◆ Available records

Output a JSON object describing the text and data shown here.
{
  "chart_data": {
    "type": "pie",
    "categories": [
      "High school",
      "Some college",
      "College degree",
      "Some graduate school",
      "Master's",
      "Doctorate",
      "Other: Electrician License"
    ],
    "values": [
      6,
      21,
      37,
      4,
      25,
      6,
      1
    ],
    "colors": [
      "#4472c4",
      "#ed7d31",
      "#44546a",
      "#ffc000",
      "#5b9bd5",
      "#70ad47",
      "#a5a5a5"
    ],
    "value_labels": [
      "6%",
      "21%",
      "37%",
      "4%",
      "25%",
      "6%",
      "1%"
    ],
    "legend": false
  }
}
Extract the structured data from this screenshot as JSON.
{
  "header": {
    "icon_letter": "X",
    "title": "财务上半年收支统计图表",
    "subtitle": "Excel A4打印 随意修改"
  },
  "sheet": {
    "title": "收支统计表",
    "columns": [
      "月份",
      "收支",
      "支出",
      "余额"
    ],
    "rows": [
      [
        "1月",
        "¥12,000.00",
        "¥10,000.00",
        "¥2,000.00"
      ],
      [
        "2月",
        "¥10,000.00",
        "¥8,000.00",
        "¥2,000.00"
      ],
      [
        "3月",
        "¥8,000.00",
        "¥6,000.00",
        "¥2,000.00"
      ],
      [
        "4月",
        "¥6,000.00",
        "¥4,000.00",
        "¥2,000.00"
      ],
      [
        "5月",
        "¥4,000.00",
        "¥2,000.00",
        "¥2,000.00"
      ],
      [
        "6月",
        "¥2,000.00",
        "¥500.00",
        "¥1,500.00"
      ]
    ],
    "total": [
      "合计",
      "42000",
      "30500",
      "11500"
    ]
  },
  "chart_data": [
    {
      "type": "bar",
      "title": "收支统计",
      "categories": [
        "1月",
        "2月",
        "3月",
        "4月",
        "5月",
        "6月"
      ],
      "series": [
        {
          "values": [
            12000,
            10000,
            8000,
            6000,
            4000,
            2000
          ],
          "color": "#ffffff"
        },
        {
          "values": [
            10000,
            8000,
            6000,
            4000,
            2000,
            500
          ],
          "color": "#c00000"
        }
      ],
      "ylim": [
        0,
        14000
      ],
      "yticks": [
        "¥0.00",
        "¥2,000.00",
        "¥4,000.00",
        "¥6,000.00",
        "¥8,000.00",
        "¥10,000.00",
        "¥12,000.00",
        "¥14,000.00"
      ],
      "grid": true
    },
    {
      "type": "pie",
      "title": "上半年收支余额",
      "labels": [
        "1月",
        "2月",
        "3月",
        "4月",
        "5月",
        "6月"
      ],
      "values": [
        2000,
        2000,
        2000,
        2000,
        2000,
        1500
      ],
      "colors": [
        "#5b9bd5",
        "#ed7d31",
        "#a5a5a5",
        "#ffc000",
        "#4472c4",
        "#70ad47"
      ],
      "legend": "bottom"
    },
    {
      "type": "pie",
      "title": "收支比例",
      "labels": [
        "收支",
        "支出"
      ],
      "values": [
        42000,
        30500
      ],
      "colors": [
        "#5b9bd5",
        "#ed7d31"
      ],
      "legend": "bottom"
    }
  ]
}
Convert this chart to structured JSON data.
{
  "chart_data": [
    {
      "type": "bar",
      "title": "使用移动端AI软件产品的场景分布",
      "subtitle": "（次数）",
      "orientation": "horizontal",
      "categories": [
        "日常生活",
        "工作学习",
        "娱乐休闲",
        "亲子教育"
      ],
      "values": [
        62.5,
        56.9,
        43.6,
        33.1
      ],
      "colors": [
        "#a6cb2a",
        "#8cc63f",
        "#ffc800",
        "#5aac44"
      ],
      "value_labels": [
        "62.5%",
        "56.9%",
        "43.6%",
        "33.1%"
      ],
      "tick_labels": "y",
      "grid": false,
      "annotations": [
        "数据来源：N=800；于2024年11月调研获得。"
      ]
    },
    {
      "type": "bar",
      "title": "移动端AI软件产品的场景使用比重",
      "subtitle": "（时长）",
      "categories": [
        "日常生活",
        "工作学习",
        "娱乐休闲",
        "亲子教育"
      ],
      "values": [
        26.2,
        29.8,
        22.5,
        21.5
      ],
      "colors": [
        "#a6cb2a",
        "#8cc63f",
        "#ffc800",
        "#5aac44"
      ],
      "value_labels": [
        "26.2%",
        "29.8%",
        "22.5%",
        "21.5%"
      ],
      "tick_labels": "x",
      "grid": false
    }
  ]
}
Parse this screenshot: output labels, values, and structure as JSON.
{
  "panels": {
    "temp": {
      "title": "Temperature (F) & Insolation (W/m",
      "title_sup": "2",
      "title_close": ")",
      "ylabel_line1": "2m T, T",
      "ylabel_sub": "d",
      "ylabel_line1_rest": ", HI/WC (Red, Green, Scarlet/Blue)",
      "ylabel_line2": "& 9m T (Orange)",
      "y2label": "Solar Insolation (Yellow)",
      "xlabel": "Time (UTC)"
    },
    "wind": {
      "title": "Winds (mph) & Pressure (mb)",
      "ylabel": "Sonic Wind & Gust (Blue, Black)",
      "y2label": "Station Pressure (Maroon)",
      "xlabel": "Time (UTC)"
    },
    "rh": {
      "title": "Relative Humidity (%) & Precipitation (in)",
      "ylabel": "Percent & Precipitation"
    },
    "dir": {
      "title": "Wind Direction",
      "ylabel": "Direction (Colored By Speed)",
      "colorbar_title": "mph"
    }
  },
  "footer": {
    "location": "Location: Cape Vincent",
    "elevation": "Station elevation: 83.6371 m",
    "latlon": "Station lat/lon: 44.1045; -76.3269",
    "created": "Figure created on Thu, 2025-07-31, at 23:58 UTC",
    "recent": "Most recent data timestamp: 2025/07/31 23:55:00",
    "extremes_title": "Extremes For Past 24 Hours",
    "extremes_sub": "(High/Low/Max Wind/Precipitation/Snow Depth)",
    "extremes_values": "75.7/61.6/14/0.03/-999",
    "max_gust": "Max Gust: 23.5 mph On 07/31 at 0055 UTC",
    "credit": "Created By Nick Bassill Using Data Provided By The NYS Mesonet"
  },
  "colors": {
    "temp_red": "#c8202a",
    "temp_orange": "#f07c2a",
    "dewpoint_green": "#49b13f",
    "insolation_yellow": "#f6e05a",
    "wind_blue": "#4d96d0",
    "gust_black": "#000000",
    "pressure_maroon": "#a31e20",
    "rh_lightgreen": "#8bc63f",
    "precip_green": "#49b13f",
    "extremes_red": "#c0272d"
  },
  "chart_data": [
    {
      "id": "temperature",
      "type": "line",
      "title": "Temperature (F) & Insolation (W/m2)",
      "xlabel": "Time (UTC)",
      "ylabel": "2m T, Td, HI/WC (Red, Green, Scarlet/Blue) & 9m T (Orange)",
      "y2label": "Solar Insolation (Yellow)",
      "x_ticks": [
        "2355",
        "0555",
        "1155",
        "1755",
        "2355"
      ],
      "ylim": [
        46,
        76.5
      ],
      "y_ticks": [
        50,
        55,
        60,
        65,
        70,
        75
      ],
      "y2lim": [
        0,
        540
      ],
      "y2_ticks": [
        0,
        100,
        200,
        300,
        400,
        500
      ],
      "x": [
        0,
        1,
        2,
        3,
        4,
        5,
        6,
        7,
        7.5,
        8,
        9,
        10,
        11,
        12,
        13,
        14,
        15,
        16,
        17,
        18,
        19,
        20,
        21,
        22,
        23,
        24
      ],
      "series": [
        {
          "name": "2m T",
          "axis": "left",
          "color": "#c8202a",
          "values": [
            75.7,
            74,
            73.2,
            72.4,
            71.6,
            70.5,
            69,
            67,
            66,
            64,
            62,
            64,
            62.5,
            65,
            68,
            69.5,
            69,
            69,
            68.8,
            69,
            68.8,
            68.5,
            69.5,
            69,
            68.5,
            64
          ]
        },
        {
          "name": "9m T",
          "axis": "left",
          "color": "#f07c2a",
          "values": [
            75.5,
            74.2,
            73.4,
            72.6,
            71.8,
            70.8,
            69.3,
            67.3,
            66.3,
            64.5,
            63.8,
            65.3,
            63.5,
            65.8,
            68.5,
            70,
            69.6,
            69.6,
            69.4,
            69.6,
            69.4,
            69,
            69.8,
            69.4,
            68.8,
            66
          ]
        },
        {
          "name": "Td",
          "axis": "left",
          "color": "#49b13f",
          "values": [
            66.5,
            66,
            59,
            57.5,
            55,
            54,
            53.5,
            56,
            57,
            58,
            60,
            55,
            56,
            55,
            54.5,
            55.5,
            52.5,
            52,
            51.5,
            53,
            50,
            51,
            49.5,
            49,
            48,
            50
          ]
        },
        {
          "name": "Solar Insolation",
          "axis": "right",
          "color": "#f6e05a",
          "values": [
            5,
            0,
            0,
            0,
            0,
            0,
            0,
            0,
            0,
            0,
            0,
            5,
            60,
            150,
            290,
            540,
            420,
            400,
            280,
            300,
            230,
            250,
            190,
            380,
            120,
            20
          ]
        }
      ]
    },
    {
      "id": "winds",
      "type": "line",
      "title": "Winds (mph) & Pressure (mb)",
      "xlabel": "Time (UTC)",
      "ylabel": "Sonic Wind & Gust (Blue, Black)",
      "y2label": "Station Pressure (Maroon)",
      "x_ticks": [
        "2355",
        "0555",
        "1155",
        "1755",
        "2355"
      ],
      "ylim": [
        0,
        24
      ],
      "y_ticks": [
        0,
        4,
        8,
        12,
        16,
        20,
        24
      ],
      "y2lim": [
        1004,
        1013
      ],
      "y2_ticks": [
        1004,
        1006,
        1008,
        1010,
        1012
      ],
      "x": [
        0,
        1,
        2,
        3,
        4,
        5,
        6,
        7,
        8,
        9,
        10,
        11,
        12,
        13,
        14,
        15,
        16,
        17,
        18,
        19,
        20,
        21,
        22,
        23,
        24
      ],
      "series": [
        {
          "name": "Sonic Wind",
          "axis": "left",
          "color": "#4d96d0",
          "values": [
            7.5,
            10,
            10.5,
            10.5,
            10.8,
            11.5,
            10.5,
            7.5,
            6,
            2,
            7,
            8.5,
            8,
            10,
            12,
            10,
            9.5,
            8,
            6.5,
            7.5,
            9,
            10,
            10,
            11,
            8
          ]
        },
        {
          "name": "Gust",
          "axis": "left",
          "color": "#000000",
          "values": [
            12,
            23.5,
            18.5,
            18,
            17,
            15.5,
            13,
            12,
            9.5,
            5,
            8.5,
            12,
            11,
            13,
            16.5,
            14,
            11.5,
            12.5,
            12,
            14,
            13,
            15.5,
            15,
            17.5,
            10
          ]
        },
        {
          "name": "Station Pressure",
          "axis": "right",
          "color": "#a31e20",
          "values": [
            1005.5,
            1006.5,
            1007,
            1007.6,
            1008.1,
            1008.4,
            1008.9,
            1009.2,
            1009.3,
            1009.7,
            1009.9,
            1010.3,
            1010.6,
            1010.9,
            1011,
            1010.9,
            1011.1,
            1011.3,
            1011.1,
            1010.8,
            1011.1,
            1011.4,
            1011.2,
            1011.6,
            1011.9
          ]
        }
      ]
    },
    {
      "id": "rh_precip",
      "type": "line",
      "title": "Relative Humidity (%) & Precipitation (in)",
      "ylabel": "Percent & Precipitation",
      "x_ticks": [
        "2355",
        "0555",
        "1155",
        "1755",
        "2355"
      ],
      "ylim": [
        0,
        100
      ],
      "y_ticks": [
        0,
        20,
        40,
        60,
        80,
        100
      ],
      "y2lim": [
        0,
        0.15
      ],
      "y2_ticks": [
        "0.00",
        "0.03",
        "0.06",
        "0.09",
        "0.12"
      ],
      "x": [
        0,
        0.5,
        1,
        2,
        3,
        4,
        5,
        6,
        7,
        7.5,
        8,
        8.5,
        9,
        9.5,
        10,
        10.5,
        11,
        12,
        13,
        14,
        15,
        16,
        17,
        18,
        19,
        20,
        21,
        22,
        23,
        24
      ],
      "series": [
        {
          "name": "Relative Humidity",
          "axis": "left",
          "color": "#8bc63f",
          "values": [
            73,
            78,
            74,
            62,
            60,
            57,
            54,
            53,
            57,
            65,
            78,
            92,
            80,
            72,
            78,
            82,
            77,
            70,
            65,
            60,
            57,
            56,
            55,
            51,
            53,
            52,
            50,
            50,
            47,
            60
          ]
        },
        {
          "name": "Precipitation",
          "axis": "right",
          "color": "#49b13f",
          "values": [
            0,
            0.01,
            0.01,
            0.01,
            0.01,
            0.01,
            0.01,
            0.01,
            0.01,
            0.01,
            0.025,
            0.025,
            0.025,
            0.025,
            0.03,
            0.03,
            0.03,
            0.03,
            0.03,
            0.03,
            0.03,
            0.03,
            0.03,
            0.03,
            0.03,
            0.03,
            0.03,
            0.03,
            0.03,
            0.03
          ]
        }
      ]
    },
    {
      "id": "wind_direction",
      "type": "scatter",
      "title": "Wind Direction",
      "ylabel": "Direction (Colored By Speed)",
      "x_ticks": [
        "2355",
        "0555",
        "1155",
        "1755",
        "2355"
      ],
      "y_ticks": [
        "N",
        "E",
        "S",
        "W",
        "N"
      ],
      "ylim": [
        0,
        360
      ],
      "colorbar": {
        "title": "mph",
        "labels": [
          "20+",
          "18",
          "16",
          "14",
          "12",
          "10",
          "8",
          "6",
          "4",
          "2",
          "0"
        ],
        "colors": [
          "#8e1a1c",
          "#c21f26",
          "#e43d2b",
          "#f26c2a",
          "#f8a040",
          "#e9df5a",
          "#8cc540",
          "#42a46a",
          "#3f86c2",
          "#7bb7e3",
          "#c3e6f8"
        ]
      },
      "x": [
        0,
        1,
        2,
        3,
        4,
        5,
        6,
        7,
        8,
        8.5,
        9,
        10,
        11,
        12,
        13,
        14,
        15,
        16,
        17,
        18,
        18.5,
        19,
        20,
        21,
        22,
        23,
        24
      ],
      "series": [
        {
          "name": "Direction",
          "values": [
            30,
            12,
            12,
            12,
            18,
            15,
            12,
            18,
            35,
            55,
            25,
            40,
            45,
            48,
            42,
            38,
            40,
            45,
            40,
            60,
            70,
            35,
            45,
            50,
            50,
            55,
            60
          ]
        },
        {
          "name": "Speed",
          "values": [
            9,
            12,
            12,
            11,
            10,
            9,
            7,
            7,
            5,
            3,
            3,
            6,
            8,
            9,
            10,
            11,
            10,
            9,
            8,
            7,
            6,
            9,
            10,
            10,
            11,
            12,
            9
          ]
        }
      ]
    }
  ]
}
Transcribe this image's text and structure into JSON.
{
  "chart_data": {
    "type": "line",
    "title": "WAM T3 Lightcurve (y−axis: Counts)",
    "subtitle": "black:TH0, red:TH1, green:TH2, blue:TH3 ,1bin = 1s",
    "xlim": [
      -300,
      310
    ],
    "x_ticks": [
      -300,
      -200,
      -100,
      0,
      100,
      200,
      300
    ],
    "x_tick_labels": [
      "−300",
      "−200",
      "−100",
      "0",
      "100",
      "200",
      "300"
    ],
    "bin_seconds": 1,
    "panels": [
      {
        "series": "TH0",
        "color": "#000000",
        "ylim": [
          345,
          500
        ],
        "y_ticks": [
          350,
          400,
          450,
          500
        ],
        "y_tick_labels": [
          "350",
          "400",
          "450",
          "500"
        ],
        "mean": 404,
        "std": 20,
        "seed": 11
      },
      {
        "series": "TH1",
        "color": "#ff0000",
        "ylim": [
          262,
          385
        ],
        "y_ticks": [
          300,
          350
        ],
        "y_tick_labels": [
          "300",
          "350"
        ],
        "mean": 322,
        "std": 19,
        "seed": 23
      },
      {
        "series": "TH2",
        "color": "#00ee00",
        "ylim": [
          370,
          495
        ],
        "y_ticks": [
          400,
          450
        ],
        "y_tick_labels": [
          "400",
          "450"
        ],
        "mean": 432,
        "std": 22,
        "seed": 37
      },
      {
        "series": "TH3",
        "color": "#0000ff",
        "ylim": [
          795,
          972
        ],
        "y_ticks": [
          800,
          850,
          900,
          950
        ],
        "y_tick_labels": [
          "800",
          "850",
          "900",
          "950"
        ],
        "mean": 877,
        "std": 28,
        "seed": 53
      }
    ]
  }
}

◆ Directive
Extract every line above containing the word "text".

◆ Task output
Output a JSON object describing the text and data shown here.
Transcribe this image's text and structure into JSON.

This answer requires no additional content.